**Problem details**.
Please find every line in the records below that contains the string "Output" and copy each one.

**Source material**.
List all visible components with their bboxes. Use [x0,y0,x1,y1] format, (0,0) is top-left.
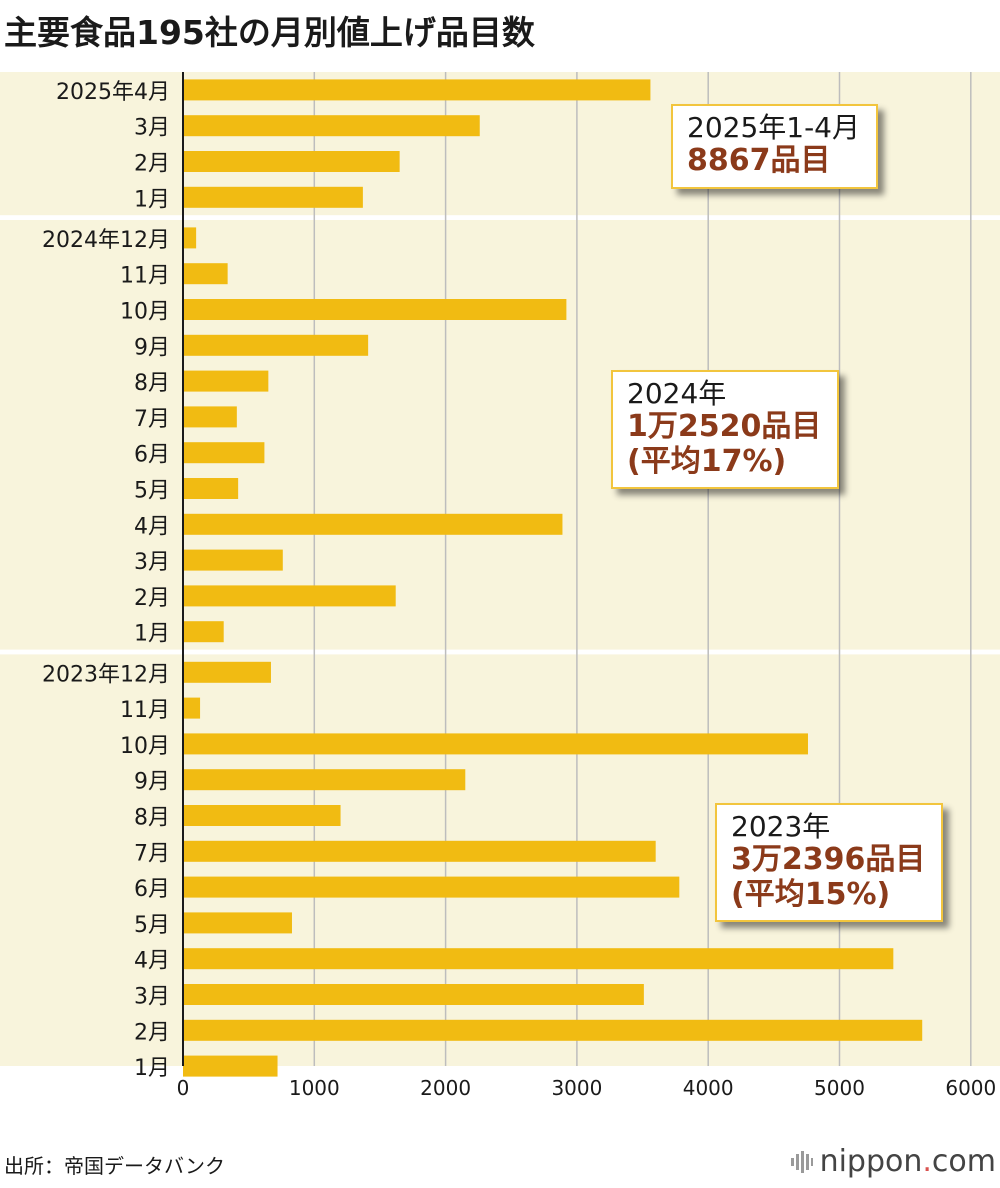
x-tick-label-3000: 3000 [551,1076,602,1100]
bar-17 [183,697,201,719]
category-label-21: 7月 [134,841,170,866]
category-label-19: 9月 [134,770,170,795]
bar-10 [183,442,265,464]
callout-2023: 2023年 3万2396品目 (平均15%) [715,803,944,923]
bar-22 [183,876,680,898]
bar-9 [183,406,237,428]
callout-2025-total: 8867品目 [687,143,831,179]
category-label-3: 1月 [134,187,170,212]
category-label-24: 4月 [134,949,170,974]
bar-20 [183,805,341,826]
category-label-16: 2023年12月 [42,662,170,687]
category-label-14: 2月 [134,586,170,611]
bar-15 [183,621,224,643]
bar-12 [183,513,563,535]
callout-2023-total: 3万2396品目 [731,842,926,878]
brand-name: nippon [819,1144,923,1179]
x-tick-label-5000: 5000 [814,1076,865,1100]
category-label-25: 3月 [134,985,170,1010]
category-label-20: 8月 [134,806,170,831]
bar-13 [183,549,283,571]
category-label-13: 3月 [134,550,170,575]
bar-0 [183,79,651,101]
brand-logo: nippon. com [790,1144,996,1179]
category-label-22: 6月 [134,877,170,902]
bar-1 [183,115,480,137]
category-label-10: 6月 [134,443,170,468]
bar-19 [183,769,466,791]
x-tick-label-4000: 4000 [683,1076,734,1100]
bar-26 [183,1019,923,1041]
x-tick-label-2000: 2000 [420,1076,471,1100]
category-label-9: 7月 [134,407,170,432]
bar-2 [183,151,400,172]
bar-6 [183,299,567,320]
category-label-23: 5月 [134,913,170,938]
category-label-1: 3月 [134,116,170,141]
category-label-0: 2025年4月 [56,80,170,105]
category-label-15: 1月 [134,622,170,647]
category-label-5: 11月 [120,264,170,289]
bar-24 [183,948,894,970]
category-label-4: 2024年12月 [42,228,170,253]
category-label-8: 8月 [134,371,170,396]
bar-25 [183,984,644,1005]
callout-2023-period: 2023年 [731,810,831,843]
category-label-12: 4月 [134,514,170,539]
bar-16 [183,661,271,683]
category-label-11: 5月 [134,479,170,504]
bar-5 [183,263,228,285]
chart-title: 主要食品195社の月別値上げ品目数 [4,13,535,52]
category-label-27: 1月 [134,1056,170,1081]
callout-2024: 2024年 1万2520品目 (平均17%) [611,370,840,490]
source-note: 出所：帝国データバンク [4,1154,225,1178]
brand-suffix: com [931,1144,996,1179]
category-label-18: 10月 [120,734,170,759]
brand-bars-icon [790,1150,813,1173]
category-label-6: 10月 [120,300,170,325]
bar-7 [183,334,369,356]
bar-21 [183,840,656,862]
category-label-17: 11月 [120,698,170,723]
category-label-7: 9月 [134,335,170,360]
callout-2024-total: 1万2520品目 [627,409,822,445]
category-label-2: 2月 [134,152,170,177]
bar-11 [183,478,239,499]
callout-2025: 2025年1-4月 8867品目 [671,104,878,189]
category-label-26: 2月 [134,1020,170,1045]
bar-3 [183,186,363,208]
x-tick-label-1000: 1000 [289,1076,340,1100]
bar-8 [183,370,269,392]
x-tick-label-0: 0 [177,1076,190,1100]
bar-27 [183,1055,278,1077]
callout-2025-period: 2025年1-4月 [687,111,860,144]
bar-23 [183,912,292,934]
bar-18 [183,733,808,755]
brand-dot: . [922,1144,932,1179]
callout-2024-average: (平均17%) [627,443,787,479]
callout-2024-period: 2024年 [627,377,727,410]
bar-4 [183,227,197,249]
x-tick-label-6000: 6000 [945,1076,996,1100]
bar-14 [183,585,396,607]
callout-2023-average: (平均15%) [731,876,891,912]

==

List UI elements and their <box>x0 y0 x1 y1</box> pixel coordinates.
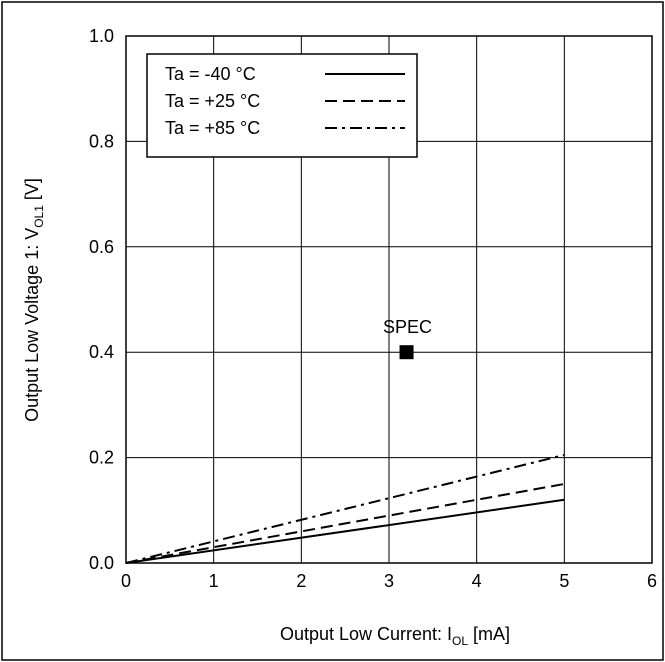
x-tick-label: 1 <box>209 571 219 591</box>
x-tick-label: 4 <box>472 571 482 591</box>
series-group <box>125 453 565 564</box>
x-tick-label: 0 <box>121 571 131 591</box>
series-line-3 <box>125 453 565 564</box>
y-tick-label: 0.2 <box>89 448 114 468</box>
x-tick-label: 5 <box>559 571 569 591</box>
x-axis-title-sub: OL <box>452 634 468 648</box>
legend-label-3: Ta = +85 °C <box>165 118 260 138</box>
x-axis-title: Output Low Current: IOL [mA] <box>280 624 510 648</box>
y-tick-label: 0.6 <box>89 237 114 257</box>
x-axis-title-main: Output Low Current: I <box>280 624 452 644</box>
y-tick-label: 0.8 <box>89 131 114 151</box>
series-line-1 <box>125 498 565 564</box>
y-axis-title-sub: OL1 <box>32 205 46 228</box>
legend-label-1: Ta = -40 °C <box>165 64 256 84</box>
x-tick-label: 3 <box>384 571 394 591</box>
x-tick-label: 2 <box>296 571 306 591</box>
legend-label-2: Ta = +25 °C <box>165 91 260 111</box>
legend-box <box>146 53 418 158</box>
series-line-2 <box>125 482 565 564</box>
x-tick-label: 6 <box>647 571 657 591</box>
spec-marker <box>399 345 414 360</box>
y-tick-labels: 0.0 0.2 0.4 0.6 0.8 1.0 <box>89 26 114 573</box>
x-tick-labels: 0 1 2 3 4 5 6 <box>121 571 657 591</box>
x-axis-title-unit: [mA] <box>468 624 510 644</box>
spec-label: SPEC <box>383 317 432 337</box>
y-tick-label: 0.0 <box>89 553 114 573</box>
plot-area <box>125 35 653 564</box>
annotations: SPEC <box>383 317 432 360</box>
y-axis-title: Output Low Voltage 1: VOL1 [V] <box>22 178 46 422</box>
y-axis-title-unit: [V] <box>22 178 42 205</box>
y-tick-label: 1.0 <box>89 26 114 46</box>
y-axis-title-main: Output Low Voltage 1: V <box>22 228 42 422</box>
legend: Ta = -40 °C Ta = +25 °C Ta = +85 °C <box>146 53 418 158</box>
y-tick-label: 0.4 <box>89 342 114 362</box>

**Expected answer**.
x-axis-title: Output Low Current: IOL [mA] <box>280 624 510 648</box>
x-axis-title-main: Output Low Current: I <box>280 624 452 644</box>
y-axis-title: Output Low Voltage 1: VOL1 [V] <box>22 178 46 422</box>
y-axis-title-main: Output Low Voltage 1: V <box>22 228 42 422</box>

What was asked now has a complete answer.